Please duplicate the items between the line holding "avg-republican-value: 15.0% [976, 42, 1016, 58]" and the line holding "party-cell: Democrat [442, 403, 542, 428]", inclusive.

--- --- ---

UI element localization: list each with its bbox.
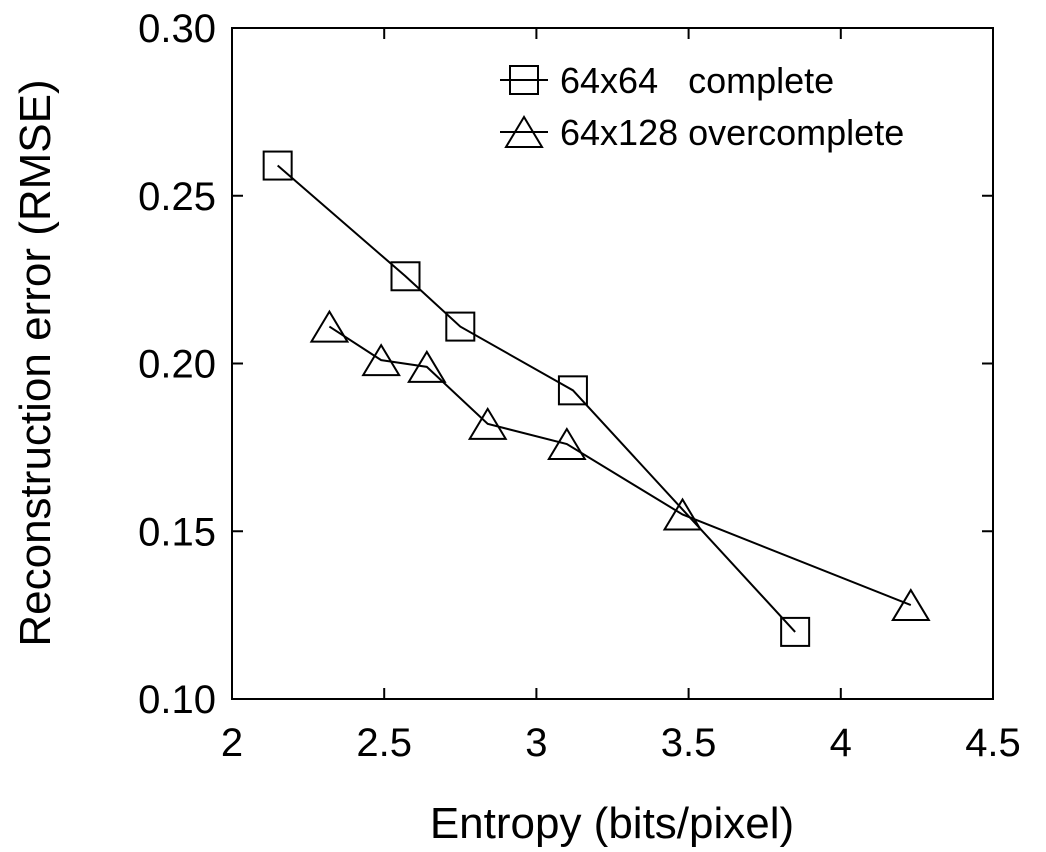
square-marker xyxy=(780,616,811,647)
x-tick-label: 3 xyxy=(525,721,547,765)
x-tick-label: 3.5 xyxy=(661,721,717,765)
x-tick-label: 4 xyxy=(830,721,852,765)
x-tick-label: 4.5 xyxy=(965,721,1021,765)
triangle-marker xyxy=(309,309,350,343)
legend: 64x64 complete 64x128 overcomplete xyxy=(500,60,904,153)
x-tick-label: 2 xyxy=(221,721,243,765)
triangle-marker xyxy=(361,343,401,377)
legend-square-marker xyxy=(509,65,539,95)
square-marker xyxy=(557,375,588,406)
series-line xyxy=(277,164,796,633)
y-tick-label: 0.25 xyxy=(138,175,216,219)
x-tick-label: 2.5 xyxy=(356,721,412,765)
series-square xyxy=(262,150,811,647)
y-tick-label: 0.15 xyxy=(138,510,216,554)
y-tick-label: 0.30 xyxy=(138,7,216,51)
square-marker xyxy=(262,150,293,181)
x-axis-title: Entropy (bits/pixel) xyxy=(430,799,794,848)
y-axis-title: Reconstruction error (RMSE) xyxy=(11,79,60,646)
ticks-layer: 2 2.5 3 3.5 4 4.5 0.10 0.15 0.20 0.25 0.30 xyxy=(138,7,1021,765)
triangle-marker xyxy=(662,497,703,531)
y-tick-label: 0.20 xyxy=(138,343,216,387)
triangle-marker xyxy=(407,349,447,383)
legend-triangle-marker xyxy=(504,115,544,148)
series-line xyxy=(328,325,912,606)
series-layer xyxy=(262,150,931,647)
square-marker xyxy=(390,261,421,292)
square-marker xyxy=(445,311,476,342)
legend-label: 64x64 complete xyxy=(560,60,834,101)
triangle-marker xyxy=(467,406,508,440)
series-triangle xyxy=(309,309,931,622)
triangle-marker xyxy=(547,427,587,461)
triangle-marker xyxy=(891,588,931,622)
y-tick-label: 0.10 xyxy=(138,678,216,722)
legend-label: 64x128 overcomplete xyxy=(560,112,904,153)
plot-frame xyxy=(231,27,994,700)
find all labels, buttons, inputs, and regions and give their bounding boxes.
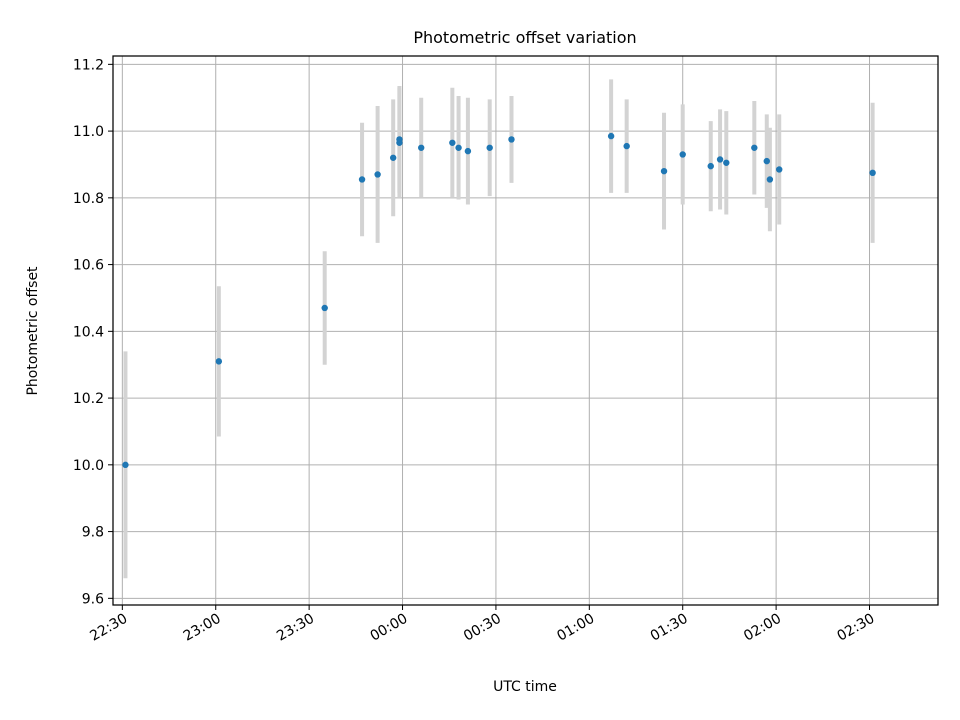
y-axis-ticks: 9.6 9.8 10.0 10.2 10.4 10.6 10.8 11.0 11.2: [73, 57, 113, 607]
data-point: [464, 147, 472, 155]
x-axis-label: UTC time: [493, 679, 557, 695]
y-tick-label: 9.6: [82, 591, 104, 607]
data-point: [374, 171, 381, 178]
data-point: [122, 461, 129, 469]
data-points: [122, 132, 876, 469]
data-point: [455, 144, 462, 151]
data-point: [679, 151, 686, 158]
data-point: [766, 176, 774, 183]
y-axis-label: Photometric offset: [25, 266, 41, 396]
data-point: [660, 167, 668, 175]
y-tick-label: 11.0: [73, 124, 104, 140]
data-point: [449, 139, 456, 146]
data-point: [751, 144, 758, 151]
data-point: [723, 159, 730, 166]
data-point: [623, 142, 630, 150]
data-point: [215, 358, 223, 365]
data-point: [396, 139, 403, 146]
data-point: [508, 136, 515, 143]
data-point: [776, 166, 783, 173]
y-tick-label: 11.2: [73, 57, 104, 73]
y-tick-label: 10.8: [73, 191, 104, 207]
data-point: [607, 132, 615, 140]
y-tick-label: 10.0: [73, 458, 104, 474]
data-point: [486, 144, 493, 151]
grid: [113, 56, 938, 605]
data-point: [418, 144, 425, 151]
data-point: [707, 162, 714, 170]
data-point: [358, 176, 366, 183]
data-point: [763, 157, 770, 165]
y-tick-label: 9.8: [82, 525, 104, 541]
y-tick-label: 10.6: [73, 258, 104, 274]
y-tick-label: 10.2: [73, 391, 104, 407]
data-point: [389, 154, 397, 161]
data-point: [321, 304, 328, 312]
data-point: [869, 169, 876, 177]
chart-title: Photometric offset variation: [413, 28, 636, 47]
data-point: [716, 156, 724, 163]
plot-frame: [112, 55, 939, 606]
y-tick-label: 10.4: [73, 324, 104, 340]
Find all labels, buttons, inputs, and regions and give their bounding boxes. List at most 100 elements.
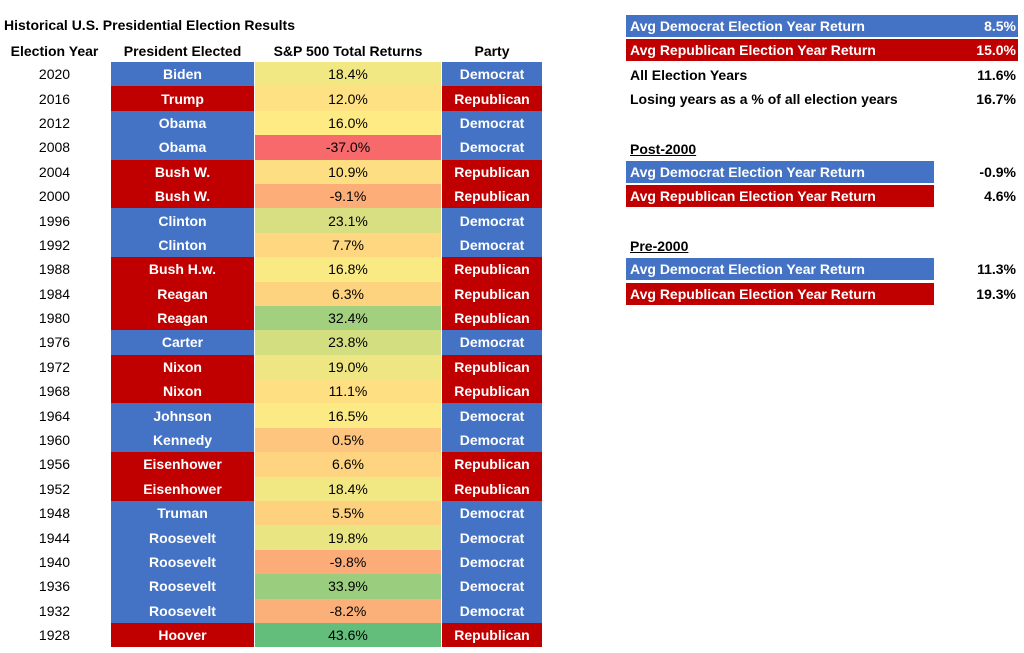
avg-republican-value: 15.0% [976, 42, 1016, 58]
post2000-rep-label: Avg Republican Election Year Return [630, 188, 876, 204]
table-row: 2008 Obama -37.0% Democrat [0, 135, 545, 160]
party-cell: Democrat [442, 549, 542, 575]
losing-years-value: 16.7% [976, 91, 1016, 107]
return-cell: 0.5% [255, 427, 441, 453]
president-cell: Kennedy [111, 427, 254, 453]
party-cell: Democrat [442, 403, 542, 428]
header-returns: S&P 500 Total Returns [273, 43, 423, 59]
election-year-cell: 1980 [38, 310, 71, 327]
post2000-heading: Post-2000 [630, 141, 697, 157]
post2000-dem-row: Avg Democrat Election Year Return [626, 161, 934, 183]
party-cell: Republican [442, 476, 542, 502]
president-cell: Roosevelt [111, 525, 254, 550]
pre2000-rep-row: Avg Republican Election Year Return [626, 283, 934, 305]
president-cell: Roosevelt [111, 549, 254, 575]
table-row: 1960 Kennedy 0.5% Democrat [0, 427, 545, 453]
party-cell: Democrat [442, 330, 542, 355]
party-cell: Republican [442, 183, 542, 209]
table-row: 1988 Bush H.w. 16.8% Republican [0, 257, 545, 282]
return-cell: 19.0% [255, 354, 441, 380]
election-year-cell: 2000 [38, 188, 71, 205]
pre2000-dem-row: Avg Democrat Election Year Return [626, 258, 934, 280]
return-cell: 23.8% [255, 330, 441, 355]
return-cell: 16.8% [255, 257, 441, 282]
pre2000-heading: Pre-2000 [630, 238, 689, 254]
table-row: 1972 Nixon 19.0% Republican [0, 354, 545, 380]
return-cell: -9.8% [255, 549, 441, 575]
election-year-cell: 1976 [38, 334, 71, 351]
president-cell: Clinton [111, 208, 254, 233]
pre2000-rep-label: Avg Republican Election Year Return [630, 286, 876, 302]
party-cell: Democrat [442, 574, 542, 599]
results-table: 2020 Biden 18.4% Democrat 2016 Trump 12.0% Repu… [0, 62, 545, 648]
president-cell: Clinton [111, 232, 254, 258]
avg-republican-label: Avg Republican Election Year Return [630, 42, 876, 58]
return-cell: 10.9% [255, 159, 441, 184]
president-cell: Obama [111, 110, 254, 136]
president-cell: Johnson [111, 403, 254, 428]
party-cell: Democrat [442, 427, 542, 453]
election-year-cell: 1968 [38, 383, 71, 400]
table-row: 1976 Carter 23.8% Democrat [0, 330, 545, 355]
party-cell: Republican [442, 452, 542, 477]
election-year-cell: 1936 [38, 578, 71, 595]
return-cell: 33.9% [255, 574, 441, 599]
table-row: 1944 Roosevelt 19.8% Democrat [0, 525, 545, 550]
return-cell: 6.6% [255, 452, 441, 477]
president-cell: Trump [111, 86, 254, 111]
president-cell: Eisenhower [111, 452, 254, 477]
pre2000-dem-label: Avg Democrat Election Year Return [630, 261, 865, 277]
president-cell: Bush W. [111, 183, 254, 209]
table-row: 1936 Roosevelt 33.9% Democrat [0, 574, 545, 599]
president-cell: Nixon [111, 354, 254, 380]
return-cell: 43.6% [255, 622, 441, 648]
party-cell: Democrat [442, 208, 542, 233]
election-year-cell: 1992 [38, 236, 71, 253]
election-year-cell: 1984 [38, 285, 71, 302]
party-cell: Republican [442, 281, 542, 306]
party-cell: Republican [442, 379, 542, 404]
president-cell: Eisenhower [111, 476, 254, 502]
table-row: 1956 Eisenhower 6.6% Republican [0, 452, 545, 477]
election-year-cell: 2008 [38, 139, 71, 156]
election-year-cell: 1956 [38, 456, 71, 473]
table-row: 2020 Biden 18.4% Democrat [0, 62, 545, 87]
election-year-cell: 1960 [38, 432, 71, 449]
election-year-cell: 1972 [38, 358, 71, 375]
return-cell: 32.4% [255, 305, 441, 331]
return-cell: -9.1% [255, 183, 441, 209]
table-row: 1984 Reagan 6.3% Republican [0, 281, 545, 306]
party-cell: Republican [442, 622, 542, 648]
post2000-dem-value: -0.9% [979, 164, 1016, 180]
party-cell: Democrat [442, 135, 542, 160]
table-row: 1980 Reagan 32.4% Republican [0, 305, 545, 331]
all-years-value: 11.6% [977, 67, 1016, 83]
party-cell: Democrat [442, 110, 542, 136]
return-cell: 19.8% [255, 525, 441, 550]
president-cell: Roosevelt [111, 598, 254, 623]
header-election-year: Election Year [10, 43, 99, 59]
return-cell: 11.1% [255, 379, 441, 404]
election-year-cell: 1988 [38, 261, 71, 278]
return-cell: -8.2% [255, 598, 441, 623]
return-cell: 16.5% [255, 403, 441, 428]
table-row: 1968 Nixon 11.1% Republican [0, 379, 545, 404]
election-year-cell: 1948 [38, 505, 71, 522]
return-cell: 7.7% [255, 232, 441, 258]
return-cell: 16.0% [255, 110, 441, 136]
election-year-cell: 1996 [38, 212, 71, 229]
election-year-cell: 1928 [38, 627, 71, 644]
party-cell: Democrat [442, 232, 542, 258]
table-row: 2012 Obama 16.0% Democrat [0, 110, 545, 136]
party-cell: Republican [442, 305, 542, 331]
president-cell: Bush H.w. [111, 257, 254, 282]
table-row: 1952 Eisenhower 18.4% Republican [0, 476, 545, 502]
table-row: 2004 Bush W. 10.9% Republican [0, 159, 545, 184]
return-cell: 6.3% [255, 281, 441, 306]
party-cell: Republican [442, 159, 542, 184]
table-row: 1996 Clinton 23.1% Democrat [0, 208, 545, 233]
election-year-cell: 2012 [38, 114, 71, 131]
post2000-dem-label: Avg Democrat Election Year Return [630, 164, 865, 180]
election-year-cell: 2004 [38, 163, 71, 180]
return-cell: -37.0% [255, 135, 441, 160]
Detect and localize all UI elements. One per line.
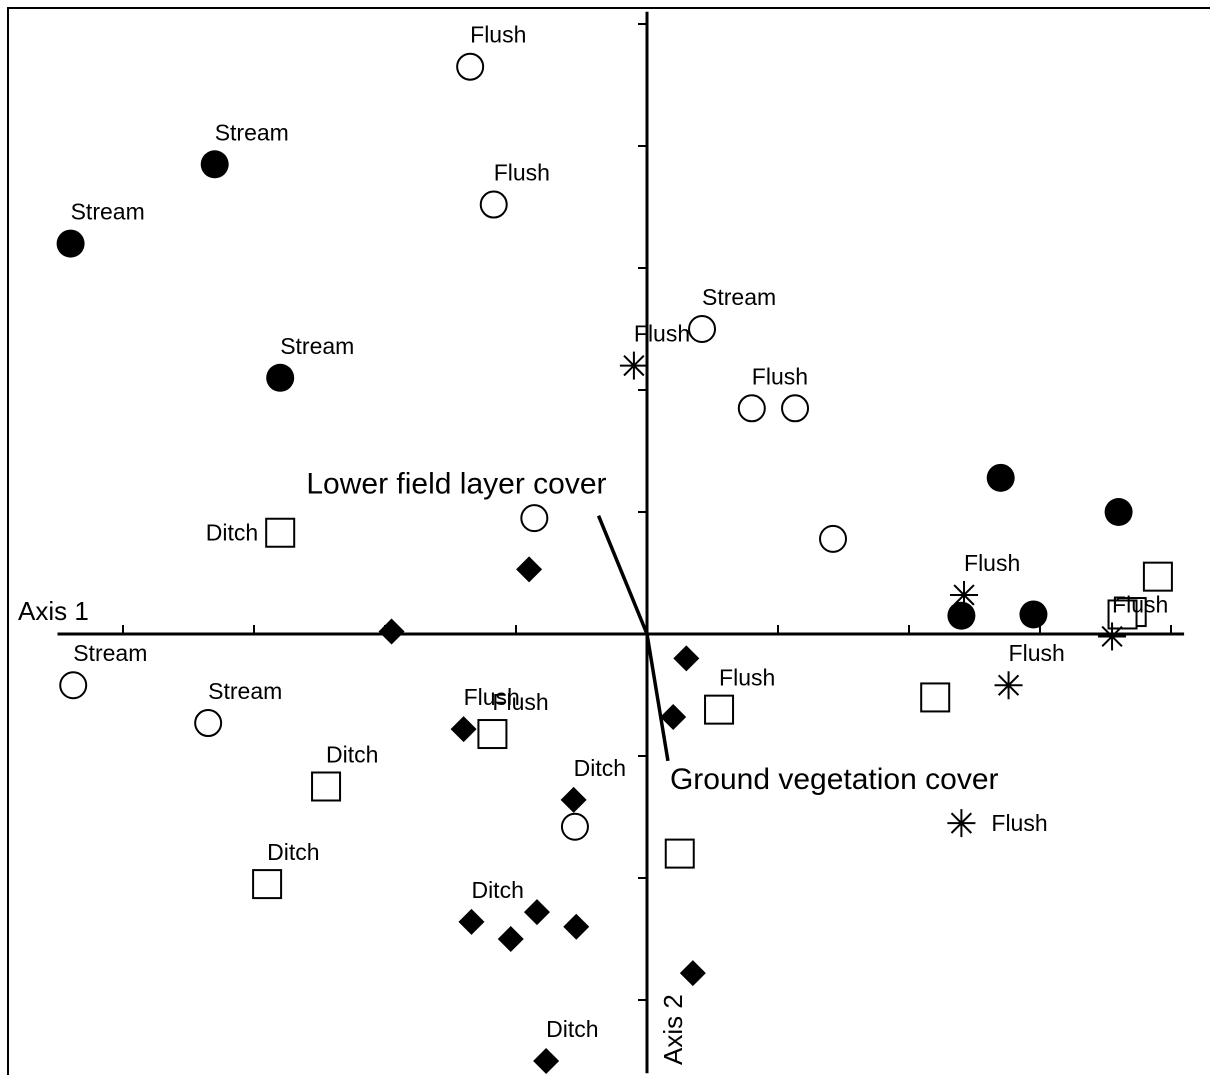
filled-diamond-marker bbox=[560, 786, 587, 813]
filled-circle-marker bbox=[56, 229, 85, 258]
open-circle-marker bbox=[59, 671, 88, 700]
open-square-marker bbox=[265, 517, 296, 548]
point-label: Ditch bbox=[326, 742, 378, 768]
point-label: Ditch bbox=[206, 520, 258, 546]
filled-diamond-marker bbox=[378, 618, 405, 645]
open-square-marker bbox=[920, 682, 951, 713]
filled-circle-marker bbox=[200, 150, 229, 179]
open-square-marker bbox=[704, 694, 735, 725]
point-label: Ditch bbox=[267, 839, 319, 865]
point-label: Flush bbox=[964, 550, 1020, 576]
point-label: Flush bbox=[1009, 640, 1065, 666]
points: StreamStreamStreamFlushFlushStreamFlushS… bbox=[56, 22, 1173, 1074]
x-axis-label: Axis 1 bbox=[18, 596, 89, 626]
asterisk-marker bbox=[947, 809, 976, 838]
open-circle-marker bbox=[456, 52, 485, 81]
filled-diamond-marker bbox=[673, 645, 700, 672]
filled-diamond-marker bbox=[450, 716, 477, 743]
filled-diamond-marker bbox=[660, 703, 687, 730]
point-label: Flush bbox=[470, 22, 526, 48]
y-axis-label: Axis 2 bbox=[658, 994, 688, 1065]
filled-circle-marker bbox=[947, 601, 976, 630]
point-label: Flush bbox=[752, 363, 808, 389]
point-label: Stream bbox=[215, 119, 289, 145]
filled-diamond-marker bbox=[533, 1048, 560, 1074]
open-circle-marker bbox=[520, 504, 549, 533]
open-square-marker bbox=[1142, 561, 1173, 592]
open-square-marker bbox=[664, 838, 695, 869]
filled-circle-marker bbox=[986, 463, 1015, 492]
open-square-marker bbox=[1107, 599, 1138, 630]
point-label: Stream bbox=[73, 640, 147, 666]
filled-diamond-marker bbox=[458, 908, 485, 935]
open-circle-marker bbox=[560, 812, 589, 841]
point-label: Ditch bbox=[574, 755, 626, 781]
filled-diamond-marker bbox=[563, 913, 590, 940]
asterisk-marker bbox=[950, 580, 979, 609]
point-label: Flush bbox=[492, 689, 548, 715]
asterisk-marker bbox=[994, 671, 1023, 700]
point-label: Flush bbox=[494, 160, 550, 186]
filled-diamond-marker bbox=[523, 899, 550, 926]
filled-diamond-marker bbox=[497, 926, 524, 952]
vector-line bbox=[645, 633, 670, 762]
filled-diamond-marker bbox=[679, 960, 706, 987]
point-label: Stream bbox=[280, 333, 354, 359]
filled-diamond-marker bbox=[516, 556, 543, 583]
open-circle-marker bbox=[819, 524, 848, 553]
point-label: Ditch bbox=[546, 1016, 598, 1042]
point-label: Flush bbox=[634, 321, 690, 347]
filled-circle-marker bbox=[1019, 600, 1048, 629]
asterisk-marker bbox=[619, 351, 648, 380]
filled-circle-marker bbox=[266, 363, 295, 392]
point-label: Ditch bbox=[471, 877, 523, 903]
point-label: Stream bbox=[208, 678, 282, 704]
open-circle-marker bbox=[194, 709, 223, 738]
filled-circle-marker bbox=[1104, 498, 1133, 526]
open-circle-marker bbox=[737, 394, 766, 423]
point-label: Stream bbox=[702, 284, 776, 310]
point-label: Flush bbox=[719, 665, 775, 691]
vector-label: Lower field layer cover bbox=[306, 468, 606, 501]
open-square-marker bbox=[311, 771, 342, 802]
open-circle-marker bbox=[688, 315, 717, 343]
open-square-marker bbox=[477, 719, 508, 750]
open-circle-marker bbox=[781, 394, 810, 423]
vector-line bbox=[596, 514, 649, 635]
open-circle-marker bbox=[479, 190, 508, 219]
asterisk-marker bbox=[1098, 622, 1127, 651]
point-label: Flush bbox=[1112, 591, 1168, 617]
point-label: Flush bbox=[464, 684, 520, 710]
point-label: Stream bbox=[71, 199, 145, 225]
plot-frame bbox=[7, 7, 1210, 1075]
open-square-marker bbox=[252, 869, 283, 900]
vector-label: Ground vegetation cover bbox=[670, 763, 999, 796]
vectors: Lower field layer cover Ground vegetation… bbox=[306, 468, 998, 796]
point-label: Flush bbox=[991, 810, 1047, 836]
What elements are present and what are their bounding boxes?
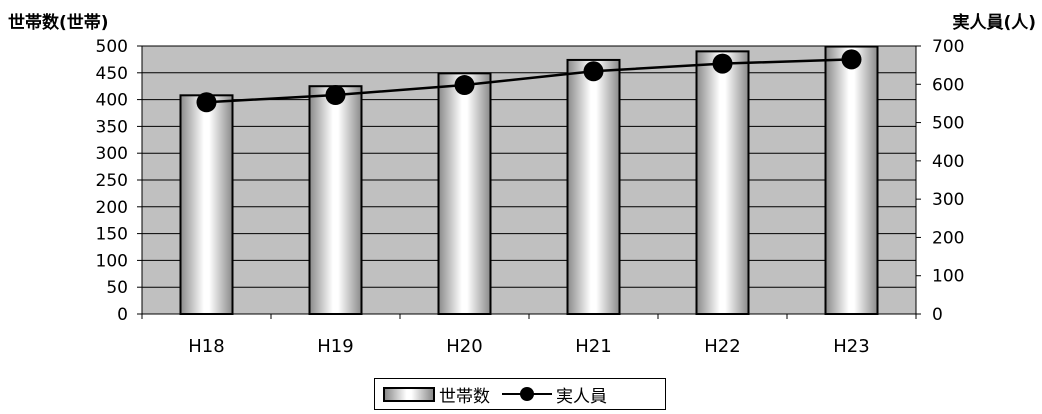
- line-point: [841, 49, 862, 70]
- legend-label-persons: 実人員: [556, 386, 607, 407]
- y-left-tick-label: 350: [96, 117, 128, 137]
- x-tick-label: H21: [575, 336, 611, 357]
- bar: [308, 85, 363, 315]
- y-left-tick-label: 100: [96, 251, 128, 271]
- bar: [824, 45, 879, 315]
- y-right-tick-label: 600: [932, 75, 964, 95]
- bar: [437, 72, 492, 315]
- y-right-tick-label: 400: [932, 152, 964, 172]
- x-tick-label: H23: [833, 336, 869, 357]
- x-tick-label: H18: [188, 336, 224, 357]
- line-point: [712, 53, 733, 74]
- legend-line-swatch: [502, 386, 552, 402]
- y-left-tick-label: 150: [96, 225, 128, 245]
- y-left-tick-label: 450: [96, 64, 128, 84]
- y-right-tick-label: 200: [932, 228, 964, 248]
- y-left-tick-label: 0: [117, 305, 128, 325]
- line-point: [196, 92, 217, 113]
- y-axis-right-title: 実人員(人): [952, 13, 1036, 33]
- legend: 世帯数 実人員: [374, 378, 666, 410]
- y-axis-left-title: 世帯数(世帯): [8, 13, 109, 33]
- y-left-tick-label: 50: [106, 278, 128, 298]
- y-left-tick-label: 400: [96, 91, 128, 111]
- y-left-tick-label: 500: [96, 37, 128, 57]
- line-point: [454, 75, 475, 96]
- y-right-tick-label: 300: [932, 190, 964, 210]
- y-right-tick-label: 700: [932, 37, 964, 57]
- bar: [179, 94, 234, 315]
- legend-label-households: 世帯数: [439, 386, 490, 407]
- y-left-tick-label: 300: [96, 144, 128, 164]
- y-right-tick-label: 0: [932, 305, 943, 325]
- y-right-tick-label: 500: [932, 114, 964, 134]
- y-left-tick-label: 250: [96, 171, 128, 191]
- line-point: [325, 85, 346, 106]
- line-series: [206, 58, 852, 104]
- x-tick-label: H20: [446, 336, 482, 357]
- bar: [566, 58, 621, 315]
- x-tick-label: H19: [317, 336, 353, 357]
- y-left-tick-label: 200: [96, 198, 128, 218]
- line-point: [583, 61, 604, 82]
- legend-bar-swatch: [383, 386, 435, 402]
- bar: [695, 50, 750, 316]
- y-right-tick-label: 100: [932, 267, 964, 287]
- x-tick-label: H22: [704, 336, 740, 357]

--- --- ---

**ANSWER BELOW:**
avg-republican-value: 15.0% [976, 42, 1016, 58]
post2000-rep-label: Avg Republican Election Year Return [630, 188, 876, 204]
table-row: 2008 Obama -37.0% Democrat [0, 135, 545, 160]
party-cell: Democrat [442, 549, 542, 575]
losing-years-value: 16.7% [976, 91, 1016, 107]
return-cell: 0.5% [255, 427, 441, 453]
president-cell: Kennedy [111, 427, 254, 453]
party-cell: Democrat [442, 403, 542, 428]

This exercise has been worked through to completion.